--- begin ---

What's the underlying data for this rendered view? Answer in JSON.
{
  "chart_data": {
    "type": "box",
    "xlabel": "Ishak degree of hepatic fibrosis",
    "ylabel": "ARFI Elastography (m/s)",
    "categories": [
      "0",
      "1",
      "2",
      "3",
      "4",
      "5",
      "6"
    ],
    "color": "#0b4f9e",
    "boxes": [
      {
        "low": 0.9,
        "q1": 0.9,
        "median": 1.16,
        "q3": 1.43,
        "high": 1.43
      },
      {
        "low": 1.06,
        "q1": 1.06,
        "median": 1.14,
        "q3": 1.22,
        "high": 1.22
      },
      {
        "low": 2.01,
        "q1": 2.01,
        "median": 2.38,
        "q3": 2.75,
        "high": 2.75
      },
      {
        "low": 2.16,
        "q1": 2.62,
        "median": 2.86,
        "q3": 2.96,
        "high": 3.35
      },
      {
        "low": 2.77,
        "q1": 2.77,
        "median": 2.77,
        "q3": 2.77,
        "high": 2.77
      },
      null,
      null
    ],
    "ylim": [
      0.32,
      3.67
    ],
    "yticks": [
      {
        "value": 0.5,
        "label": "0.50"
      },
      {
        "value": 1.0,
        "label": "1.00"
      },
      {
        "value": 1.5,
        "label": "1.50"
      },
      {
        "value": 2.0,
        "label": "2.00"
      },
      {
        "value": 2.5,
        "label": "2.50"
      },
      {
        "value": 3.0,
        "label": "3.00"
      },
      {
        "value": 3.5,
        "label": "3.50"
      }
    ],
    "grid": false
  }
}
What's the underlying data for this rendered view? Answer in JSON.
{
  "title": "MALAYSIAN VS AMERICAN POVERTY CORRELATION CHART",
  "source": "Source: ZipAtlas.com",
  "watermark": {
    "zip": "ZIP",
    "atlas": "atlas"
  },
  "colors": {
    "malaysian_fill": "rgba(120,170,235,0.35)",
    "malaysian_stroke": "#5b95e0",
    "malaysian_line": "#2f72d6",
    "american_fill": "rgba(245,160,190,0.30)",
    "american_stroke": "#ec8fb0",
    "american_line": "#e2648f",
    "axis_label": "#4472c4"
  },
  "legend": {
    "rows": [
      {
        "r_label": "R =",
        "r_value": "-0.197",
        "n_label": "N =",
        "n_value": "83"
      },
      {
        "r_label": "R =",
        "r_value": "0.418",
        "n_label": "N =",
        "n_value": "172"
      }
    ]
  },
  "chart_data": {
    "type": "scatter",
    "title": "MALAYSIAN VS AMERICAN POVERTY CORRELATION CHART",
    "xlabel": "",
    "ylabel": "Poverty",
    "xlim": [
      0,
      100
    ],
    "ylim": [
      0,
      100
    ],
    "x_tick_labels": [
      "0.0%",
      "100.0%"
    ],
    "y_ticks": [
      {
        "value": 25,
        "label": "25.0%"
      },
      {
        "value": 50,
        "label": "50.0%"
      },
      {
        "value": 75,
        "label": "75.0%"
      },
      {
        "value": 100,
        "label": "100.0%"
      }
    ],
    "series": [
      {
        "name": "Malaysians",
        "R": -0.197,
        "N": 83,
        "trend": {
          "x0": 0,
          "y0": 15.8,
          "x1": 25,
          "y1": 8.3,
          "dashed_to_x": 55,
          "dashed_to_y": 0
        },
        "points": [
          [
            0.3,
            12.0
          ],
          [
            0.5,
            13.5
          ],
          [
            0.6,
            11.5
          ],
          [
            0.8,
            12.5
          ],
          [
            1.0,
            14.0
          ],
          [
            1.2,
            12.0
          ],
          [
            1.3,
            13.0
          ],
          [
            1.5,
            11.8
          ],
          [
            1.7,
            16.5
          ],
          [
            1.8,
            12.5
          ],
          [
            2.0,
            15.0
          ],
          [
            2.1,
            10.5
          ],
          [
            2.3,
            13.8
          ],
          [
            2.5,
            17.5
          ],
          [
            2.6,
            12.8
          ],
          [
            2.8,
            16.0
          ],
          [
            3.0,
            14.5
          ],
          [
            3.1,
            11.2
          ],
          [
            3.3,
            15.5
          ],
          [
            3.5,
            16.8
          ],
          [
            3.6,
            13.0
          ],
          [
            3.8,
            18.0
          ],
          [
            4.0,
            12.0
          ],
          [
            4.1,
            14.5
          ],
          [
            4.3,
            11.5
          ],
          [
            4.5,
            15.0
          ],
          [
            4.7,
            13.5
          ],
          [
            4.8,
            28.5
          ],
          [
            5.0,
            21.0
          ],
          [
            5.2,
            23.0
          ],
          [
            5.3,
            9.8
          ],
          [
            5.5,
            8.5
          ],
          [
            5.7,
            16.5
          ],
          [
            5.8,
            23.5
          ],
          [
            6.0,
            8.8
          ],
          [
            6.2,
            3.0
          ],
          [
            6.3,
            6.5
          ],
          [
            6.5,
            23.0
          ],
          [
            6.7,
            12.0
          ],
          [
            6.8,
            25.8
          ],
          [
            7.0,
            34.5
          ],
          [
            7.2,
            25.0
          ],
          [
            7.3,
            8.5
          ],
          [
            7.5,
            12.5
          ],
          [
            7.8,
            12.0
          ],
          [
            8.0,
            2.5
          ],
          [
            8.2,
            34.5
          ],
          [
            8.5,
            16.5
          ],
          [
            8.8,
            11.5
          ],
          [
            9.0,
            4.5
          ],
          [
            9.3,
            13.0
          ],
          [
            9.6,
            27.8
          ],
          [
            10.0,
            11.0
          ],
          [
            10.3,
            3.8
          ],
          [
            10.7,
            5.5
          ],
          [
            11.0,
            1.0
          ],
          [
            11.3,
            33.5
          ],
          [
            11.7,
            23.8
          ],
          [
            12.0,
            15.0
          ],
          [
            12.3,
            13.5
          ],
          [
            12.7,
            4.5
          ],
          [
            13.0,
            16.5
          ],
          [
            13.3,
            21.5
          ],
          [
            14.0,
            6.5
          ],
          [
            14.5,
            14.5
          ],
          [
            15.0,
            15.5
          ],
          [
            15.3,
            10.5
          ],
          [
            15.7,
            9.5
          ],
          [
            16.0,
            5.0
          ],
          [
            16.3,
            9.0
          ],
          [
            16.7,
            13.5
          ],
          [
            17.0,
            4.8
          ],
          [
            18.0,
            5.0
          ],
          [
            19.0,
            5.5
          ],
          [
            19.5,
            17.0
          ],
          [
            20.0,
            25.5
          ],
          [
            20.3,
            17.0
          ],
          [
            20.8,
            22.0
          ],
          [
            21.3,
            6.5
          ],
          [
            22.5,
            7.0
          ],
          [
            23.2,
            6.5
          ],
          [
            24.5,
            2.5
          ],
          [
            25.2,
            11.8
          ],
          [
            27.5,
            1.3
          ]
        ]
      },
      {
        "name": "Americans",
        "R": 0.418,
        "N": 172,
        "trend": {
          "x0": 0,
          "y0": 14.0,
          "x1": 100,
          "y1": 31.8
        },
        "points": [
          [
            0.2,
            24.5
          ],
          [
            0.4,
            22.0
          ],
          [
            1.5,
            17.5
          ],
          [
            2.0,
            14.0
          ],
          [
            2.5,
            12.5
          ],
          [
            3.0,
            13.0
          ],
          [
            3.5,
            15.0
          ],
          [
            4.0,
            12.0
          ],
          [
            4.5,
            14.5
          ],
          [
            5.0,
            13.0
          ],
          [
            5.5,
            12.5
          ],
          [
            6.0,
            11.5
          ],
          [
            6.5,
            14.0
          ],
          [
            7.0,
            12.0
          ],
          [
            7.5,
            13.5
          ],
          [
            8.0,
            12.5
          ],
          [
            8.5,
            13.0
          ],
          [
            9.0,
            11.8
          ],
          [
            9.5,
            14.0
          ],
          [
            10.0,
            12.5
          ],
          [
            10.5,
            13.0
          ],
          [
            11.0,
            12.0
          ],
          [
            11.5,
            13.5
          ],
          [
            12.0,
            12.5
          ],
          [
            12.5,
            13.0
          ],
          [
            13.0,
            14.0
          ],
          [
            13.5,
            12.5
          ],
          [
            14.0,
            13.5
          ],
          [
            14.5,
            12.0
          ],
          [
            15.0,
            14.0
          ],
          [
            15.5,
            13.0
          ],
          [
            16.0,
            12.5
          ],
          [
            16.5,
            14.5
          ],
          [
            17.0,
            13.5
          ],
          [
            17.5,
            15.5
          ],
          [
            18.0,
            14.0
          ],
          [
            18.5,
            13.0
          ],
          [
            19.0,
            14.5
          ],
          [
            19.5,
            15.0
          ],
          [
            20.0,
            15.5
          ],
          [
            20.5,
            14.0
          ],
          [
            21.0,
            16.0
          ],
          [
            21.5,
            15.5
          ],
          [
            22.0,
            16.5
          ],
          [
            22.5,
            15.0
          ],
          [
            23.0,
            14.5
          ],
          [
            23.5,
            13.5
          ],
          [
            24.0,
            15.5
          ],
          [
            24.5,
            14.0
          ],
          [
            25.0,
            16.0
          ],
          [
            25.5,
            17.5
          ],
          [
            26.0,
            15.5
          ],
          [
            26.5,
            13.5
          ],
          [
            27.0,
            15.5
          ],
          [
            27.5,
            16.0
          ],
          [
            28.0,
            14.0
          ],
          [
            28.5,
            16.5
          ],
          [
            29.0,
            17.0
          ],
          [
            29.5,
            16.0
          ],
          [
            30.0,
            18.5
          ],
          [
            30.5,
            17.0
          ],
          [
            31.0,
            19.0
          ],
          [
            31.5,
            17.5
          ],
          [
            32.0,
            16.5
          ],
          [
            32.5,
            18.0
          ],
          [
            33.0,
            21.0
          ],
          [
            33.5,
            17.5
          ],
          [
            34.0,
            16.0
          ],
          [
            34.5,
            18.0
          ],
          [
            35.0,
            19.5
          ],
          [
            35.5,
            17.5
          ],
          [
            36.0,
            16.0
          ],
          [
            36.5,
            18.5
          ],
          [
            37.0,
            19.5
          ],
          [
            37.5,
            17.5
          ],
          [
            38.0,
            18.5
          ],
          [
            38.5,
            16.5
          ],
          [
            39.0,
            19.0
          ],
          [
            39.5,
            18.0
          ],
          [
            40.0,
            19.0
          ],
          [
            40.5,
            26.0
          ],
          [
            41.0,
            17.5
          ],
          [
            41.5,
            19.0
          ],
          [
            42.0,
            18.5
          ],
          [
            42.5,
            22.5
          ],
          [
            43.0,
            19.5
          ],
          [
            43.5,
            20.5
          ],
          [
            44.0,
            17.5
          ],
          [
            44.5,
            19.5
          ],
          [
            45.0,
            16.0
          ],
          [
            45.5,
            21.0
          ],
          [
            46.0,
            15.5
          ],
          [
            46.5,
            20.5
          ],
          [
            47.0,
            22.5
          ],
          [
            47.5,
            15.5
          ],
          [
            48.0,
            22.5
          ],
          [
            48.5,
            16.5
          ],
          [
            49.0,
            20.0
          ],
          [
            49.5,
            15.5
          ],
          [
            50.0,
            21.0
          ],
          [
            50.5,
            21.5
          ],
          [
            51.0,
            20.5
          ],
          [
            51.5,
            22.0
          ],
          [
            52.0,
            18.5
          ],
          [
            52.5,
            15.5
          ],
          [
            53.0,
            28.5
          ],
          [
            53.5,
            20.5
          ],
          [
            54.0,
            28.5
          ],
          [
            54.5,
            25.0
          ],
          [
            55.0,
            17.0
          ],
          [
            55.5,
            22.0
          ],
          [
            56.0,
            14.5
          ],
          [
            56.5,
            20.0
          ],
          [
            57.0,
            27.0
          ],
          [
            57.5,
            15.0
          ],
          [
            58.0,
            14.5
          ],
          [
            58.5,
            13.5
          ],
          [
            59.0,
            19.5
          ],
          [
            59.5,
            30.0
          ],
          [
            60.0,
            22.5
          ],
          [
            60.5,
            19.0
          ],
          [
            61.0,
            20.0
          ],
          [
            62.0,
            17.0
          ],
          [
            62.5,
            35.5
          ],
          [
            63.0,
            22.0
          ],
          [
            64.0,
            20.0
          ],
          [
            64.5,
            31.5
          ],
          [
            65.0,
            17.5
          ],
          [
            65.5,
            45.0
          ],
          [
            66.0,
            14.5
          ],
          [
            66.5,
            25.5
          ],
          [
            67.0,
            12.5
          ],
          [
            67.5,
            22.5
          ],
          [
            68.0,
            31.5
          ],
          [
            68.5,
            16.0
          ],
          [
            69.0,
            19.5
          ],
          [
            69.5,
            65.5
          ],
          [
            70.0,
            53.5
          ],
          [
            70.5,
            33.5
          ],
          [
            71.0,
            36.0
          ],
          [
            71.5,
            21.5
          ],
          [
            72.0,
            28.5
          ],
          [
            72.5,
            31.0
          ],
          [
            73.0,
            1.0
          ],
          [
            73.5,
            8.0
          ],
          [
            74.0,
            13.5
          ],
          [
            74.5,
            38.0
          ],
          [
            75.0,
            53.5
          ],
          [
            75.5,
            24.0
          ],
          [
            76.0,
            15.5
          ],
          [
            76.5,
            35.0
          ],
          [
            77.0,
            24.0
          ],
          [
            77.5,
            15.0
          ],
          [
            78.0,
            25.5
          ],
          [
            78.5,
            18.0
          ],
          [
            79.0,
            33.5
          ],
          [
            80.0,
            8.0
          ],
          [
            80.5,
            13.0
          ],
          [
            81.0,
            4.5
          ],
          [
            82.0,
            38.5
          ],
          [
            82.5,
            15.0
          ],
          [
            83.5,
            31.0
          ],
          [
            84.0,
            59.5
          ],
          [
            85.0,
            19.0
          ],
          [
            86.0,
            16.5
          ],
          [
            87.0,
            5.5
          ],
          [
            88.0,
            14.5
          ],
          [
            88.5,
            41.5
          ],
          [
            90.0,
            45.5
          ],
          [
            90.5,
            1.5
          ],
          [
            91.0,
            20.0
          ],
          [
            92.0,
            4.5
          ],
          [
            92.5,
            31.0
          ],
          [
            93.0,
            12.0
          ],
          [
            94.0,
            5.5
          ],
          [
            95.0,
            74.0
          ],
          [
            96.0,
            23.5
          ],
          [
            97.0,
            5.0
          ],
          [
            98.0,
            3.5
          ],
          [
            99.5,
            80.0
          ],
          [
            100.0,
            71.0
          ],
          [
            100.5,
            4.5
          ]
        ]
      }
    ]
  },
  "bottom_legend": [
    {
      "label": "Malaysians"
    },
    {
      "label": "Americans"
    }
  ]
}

--- end ---
--- begin ---

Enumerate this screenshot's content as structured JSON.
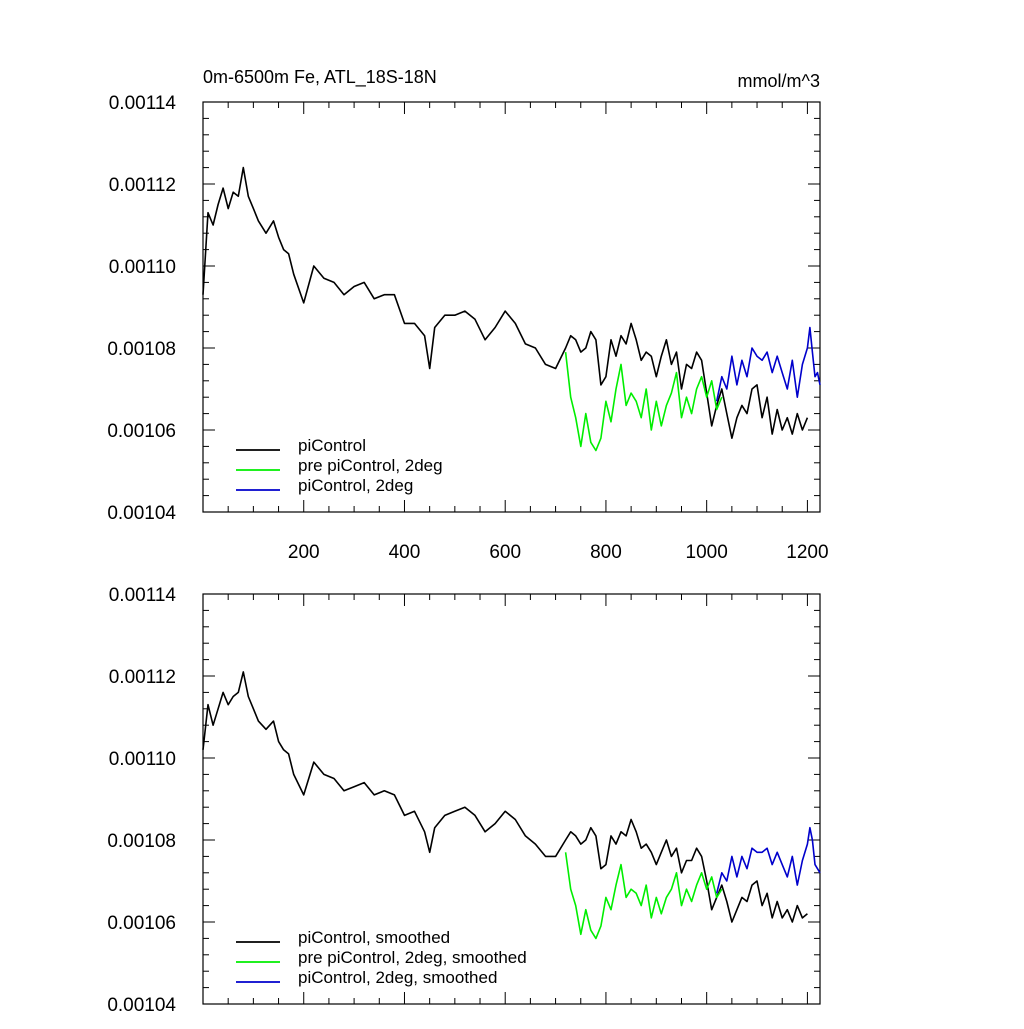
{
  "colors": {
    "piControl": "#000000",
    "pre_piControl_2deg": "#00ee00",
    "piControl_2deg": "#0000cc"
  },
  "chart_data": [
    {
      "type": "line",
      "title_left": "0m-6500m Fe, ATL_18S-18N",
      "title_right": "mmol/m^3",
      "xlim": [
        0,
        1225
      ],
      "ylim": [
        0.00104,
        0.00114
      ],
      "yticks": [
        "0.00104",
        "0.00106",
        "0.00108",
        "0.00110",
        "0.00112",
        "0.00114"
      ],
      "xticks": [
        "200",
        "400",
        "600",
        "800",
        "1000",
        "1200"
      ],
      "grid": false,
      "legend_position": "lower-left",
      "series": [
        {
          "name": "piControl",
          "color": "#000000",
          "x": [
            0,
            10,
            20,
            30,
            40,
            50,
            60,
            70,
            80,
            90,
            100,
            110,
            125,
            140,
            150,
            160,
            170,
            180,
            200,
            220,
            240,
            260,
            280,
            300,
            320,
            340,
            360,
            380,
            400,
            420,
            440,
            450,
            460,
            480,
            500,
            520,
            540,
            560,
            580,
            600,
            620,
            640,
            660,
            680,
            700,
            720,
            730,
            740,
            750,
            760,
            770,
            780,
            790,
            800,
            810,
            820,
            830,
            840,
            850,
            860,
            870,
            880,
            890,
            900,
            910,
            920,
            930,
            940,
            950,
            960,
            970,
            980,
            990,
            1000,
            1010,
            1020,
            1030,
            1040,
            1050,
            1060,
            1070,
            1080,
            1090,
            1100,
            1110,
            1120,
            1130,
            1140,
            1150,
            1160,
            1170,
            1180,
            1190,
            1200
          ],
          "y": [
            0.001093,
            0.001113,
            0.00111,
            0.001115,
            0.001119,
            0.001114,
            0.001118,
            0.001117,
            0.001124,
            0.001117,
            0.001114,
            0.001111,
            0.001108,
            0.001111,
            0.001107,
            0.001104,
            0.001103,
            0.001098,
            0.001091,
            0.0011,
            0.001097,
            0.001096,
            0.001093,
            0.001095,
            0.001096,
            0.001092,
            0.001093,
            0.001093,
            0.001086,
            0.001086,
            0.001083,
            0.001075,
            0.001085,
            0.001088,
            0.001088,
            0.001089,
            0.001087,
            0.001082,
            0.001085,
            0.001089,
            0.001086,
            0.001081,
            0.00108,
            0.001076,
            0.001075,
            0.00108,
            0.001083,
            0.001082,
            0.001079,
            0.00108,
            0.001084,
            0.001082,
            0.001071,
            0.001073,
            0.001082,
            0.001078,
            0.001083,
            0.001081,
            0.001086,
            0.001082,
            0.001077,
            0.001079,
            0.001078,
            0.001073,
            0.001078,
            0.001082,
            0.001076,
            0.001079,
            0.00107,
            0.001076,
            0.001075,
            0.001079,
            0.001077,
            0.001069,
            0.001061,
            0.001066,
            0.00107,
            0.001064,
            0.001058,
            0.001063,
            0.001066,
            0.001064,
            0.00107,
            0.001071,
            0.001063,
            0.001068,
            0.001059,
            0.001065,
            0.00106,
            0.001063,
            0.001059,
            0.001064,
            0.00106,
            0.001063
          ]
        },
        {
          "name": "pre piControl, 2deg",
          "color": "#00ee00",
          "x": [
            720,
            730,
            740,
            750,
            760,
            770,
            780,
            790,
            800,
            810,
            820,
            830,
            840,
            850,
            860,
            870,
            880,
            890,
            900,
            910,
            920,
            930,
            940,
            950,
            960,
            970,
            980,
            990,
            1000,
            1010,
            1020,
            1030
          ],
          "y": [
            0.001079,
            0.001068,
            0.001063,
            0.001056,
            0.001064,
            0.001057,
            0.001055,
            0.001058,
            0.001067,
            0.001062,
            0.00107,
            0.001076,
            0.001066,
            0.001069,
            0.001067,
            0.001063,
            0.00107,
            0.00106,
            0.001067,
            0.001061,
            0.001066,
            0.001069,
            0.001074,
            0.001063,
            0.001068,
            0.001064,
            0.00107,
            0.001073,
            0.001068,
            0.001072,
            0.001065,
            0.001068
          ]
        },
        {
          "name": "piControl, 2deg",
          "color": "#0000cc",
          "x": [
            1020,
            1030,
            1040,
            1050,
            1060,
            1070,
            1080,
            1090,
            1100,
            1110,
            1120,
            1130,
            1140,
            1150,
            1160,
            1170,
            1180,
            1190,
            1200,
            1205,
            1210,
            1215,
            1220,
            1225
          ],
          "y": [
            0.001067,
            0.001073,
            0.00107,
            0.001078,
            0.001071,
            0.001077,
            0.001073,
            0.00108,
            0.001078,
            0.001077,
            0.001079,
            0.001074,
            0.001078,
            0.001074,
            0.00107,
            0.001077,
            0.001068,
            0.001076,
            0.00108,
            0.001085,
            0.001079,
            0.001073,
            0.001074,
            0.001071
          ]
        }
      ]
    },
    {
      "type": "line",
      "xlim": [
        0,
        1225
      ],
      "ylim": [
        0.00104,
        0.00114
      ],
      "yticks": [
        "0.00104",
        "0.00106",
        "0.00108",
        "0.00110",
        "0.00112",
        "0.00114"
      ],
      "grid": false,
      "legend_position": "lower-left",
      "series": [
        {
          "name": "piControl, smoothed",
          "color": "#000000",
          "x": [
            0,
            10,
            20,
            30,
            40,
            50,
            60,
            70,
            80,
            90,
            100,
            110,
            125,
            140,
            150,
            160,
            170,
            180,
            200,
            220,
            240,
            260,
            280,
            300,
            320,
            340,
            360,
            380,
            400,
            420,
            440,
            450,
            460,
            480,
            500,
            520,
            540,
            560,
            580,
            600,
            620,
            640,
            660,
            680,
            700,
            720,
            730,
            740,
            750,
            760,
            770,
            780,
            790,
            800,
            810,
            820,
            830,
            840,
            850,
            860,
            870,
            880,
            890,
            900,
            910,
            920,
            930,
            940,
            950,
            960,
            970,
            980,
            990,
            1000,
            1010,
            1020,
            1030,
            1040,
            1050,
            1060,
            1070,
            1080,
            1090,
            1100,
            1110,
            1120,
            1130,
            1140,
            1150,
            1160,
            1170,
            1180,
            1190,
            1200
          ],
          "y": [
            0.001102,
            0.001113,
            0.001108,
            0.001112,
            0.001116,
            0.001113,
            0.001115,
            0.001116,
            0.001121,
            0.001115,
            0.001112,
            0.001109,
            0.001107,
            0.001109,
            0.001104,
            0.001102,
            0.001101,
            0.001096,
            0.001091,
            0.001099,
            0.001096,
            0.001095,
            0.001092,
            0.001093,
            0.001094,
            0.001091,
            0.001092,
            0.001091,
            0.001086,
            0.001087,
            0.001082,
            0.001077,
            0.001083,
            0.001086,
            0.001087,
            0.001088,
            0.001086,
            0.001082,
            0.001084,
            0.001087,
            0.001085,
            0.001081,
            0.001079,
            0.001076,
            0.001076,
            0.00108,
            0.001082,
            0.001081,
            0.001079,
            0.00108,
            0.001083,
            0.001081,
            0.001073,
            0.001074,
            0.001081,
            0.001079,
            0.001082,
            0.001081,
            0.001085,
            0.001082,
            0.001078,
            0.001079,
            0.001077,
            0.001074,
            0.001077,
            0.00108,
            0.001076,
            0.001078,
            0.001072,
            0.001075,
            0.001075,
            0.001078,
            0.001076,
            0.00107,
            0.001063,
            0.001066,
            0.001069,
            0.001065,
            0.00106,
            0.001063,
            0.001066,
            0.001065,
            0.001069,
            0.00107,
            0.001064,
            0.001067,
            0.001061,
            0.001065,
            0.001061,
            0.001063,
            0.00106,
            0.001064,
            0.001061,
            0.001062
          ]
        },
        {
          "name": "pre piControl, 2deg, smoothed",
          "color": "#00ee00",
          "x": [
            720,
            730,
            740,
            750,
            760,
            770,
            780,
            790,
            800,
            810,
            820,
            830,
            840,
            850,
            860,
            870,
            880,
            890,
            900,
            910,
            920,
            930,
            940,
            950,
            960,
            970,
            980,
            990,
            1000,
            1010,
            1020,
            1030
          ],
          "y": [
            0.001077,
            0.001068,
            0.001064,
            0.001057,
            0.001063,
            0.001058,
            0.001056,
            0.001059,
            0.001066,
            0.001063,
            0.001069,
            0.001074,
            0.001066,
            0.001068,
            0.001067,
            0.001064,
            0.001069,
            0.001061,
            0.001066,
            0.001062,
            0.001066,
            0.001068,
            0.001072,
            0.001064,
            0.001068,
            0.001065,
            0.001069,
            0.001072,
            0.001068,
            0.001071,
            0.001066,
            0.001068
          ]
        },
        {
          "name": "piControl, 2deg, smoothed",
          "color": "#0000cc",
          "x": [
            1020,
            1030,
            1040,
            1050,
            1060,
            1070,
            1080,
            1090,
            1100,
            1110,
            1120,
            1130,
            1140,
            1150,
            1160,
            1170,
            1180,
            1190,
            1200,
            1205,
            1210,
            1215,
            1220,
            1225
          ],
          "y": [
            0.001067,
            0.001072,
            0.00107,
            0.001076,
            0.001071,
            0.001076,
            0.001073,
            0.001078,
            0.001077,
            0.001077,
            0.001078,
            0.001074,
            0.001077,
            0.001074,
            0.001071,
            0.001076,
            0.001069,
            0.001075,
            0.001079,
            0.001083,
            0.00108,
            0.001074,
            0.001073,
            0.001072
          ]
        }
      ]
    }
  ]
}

--- end ---

## WORK TO COMPLETE:
For this exercise, gather every line of the data that contains the word "type".

## REPLY TO THE EXERCISE:
    "type": "box",
    "type": "scatter",
      "type": "line",
      "type": "line",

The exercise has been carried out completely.